TASKS TO CARRY OUT:
1: Answer these questions from the article header:
(a) Which university is Majdi Argoubi's department part of?
(b) On what date was the article accepted?
(c) Under which license is the article published?
2: Using the article header, decide whether each statement agrees with it. Answer yes or no and quote the words that decide it.
(a) Both authors are affiliated with King Faisal University.
(b) The article was revised before it was accepted.
(c) The copyright belongs to Nan Yang Academy of Sciences.

SOURCE DOCUMENT:
☆ ☆ ☆ ☆

Designing Sustainable Marine Protected Area Networks: A Graph-Based Optimization Approach for Mediterranean Conservation

Khaled Mili

Department of Quantitative Methods, College of Business Administration, King Faisal University, Al-Ahsa 31982, Saudi Arabia

Majdi Argoubi

Department of Quantitative Methods, University of Sousse, Rue Khalifa Karoui, Sahloul, Sousse BP 526, Tunisia

DOI: https://doi.org/10.36956/sms.v8i2.3143

Received: 12 February 2026 | Revised: 12 March 2026 | Accepted: 17 March 2026 | Published Online: 7 April 2026

Copyright © 2026 Khaled Mili, Majdi Argoubi. Published by Nan Yang Academy of Sciences Pte. Ltd.

Creative Commons LicenseThis is an open access article under the Creative Commons Attribution-NonCommercial 4.0 International (CC BY-NC 4.0) License.

☆ ☆ ☆ ☆

[Records from a data collection]

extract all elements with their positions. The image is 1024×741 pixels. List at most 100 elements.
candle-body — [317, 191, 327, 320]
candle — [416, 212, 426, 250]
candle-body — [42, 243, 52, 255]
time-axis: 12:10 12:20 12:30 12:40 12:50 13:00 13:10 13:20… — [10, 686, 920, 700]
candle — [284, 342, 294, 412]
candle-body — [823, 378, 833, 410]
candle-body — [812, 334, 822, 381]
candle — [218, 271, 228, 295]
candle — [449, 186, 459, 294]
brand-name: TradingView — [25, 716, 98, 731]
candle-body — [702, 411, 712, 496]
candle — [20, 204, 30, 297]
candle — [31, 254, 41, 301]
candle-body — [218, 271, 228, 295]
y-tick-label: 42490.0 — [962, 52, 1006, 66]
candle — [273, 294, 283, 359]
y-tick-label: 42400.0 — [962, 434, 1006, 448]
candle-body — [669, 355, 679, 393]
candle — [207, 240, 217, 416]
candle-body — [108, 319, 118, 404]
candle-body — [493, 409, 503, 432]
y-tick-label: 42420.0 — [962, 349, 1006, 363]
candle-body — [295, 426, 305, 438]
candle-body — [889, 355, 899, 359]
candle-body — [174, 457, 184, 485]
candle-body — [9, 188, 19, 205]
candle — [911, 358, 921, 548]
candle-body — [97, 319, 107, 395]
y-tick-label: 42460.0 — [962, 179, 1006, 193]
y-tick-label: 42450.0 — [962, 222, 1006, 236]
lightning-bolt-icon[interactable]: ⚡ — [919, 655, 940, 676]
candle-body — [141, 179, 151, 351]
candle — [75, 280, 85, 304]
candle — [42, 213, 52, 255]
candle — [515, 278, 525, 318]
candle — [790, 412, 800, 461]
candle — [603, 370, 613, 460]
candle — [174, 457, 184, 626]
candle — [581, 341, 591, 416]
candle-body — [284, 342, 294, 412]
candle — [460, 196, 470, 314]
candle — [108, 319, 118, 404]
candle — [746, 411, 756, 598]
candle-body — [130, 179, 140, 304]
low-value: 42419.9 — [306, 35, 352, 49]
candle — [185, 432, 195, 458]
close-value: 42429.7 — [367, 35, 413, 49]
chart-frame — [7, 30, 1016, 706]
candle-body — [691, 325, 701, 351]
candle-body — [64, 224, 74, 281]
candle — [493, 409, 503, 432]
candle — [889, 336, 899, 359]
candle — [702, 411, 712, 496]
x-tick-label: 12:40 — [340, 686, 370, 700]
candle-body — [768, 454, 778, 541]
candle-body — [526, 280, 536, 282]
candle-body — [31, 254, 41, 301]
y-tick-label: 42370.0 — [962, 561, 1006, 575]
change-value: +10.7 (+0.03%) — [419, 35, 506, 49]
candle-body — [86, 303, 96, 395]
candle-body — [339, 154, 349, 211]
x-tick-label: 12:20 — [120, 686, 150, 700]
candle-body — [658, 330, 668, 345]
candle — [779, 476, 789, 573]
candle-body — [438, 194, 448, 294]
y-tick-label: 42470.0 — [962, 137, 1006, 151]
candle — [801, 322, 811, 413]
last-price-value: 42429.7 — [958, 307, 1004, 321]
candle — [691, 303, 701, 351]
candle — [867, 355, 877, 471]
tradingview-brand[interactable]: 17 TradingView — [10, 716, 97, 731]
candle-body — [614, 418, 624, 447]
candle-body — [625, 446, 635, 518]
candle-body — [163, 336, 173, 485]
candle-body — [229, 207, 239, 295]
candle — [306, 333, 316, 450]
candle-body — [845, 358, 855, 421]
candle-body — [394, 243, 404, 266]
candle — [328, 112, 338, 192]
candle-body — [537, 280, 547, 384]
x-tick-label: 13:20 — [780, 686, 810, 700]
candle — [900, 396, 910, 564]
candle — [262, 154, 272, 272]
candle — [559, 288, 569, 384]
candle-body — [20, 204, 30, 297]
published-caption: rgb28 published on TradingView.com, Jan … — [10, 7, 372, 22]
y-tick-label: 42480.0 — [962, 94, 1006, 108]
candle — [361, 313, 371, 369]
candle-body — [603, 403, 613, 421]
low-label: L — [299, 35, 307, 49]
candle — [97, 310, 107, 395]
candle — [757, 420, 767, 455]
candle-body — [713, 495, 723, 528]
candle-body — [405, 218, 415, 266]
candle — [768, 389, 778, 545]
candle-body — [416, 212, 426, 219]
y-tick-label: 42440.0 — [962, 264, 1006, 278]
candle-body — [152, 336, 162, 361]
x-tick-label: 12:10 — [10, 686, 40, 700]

☆ ☆ ☆ ☆

TASK-BY-TASK RESULTS:
1:
(a) The University of Sousse
(b) 17 March 2026
(c) The Creative Commons Attribution-NonCommercial 4.0 International (CC BY-NC 4.0) License

2:
(a) No: "Department of Quantitative Methods, University of Sousse, Rue Khalifa Karoui, Sahloul, Sousse BP 526, Tunisia"
(b) Yes: "Revised: 12 March 2026 | Accepted: 17 March 2026"
(c) No: "Copyright © 2026 Khaled Mili, Majdi Argoubi."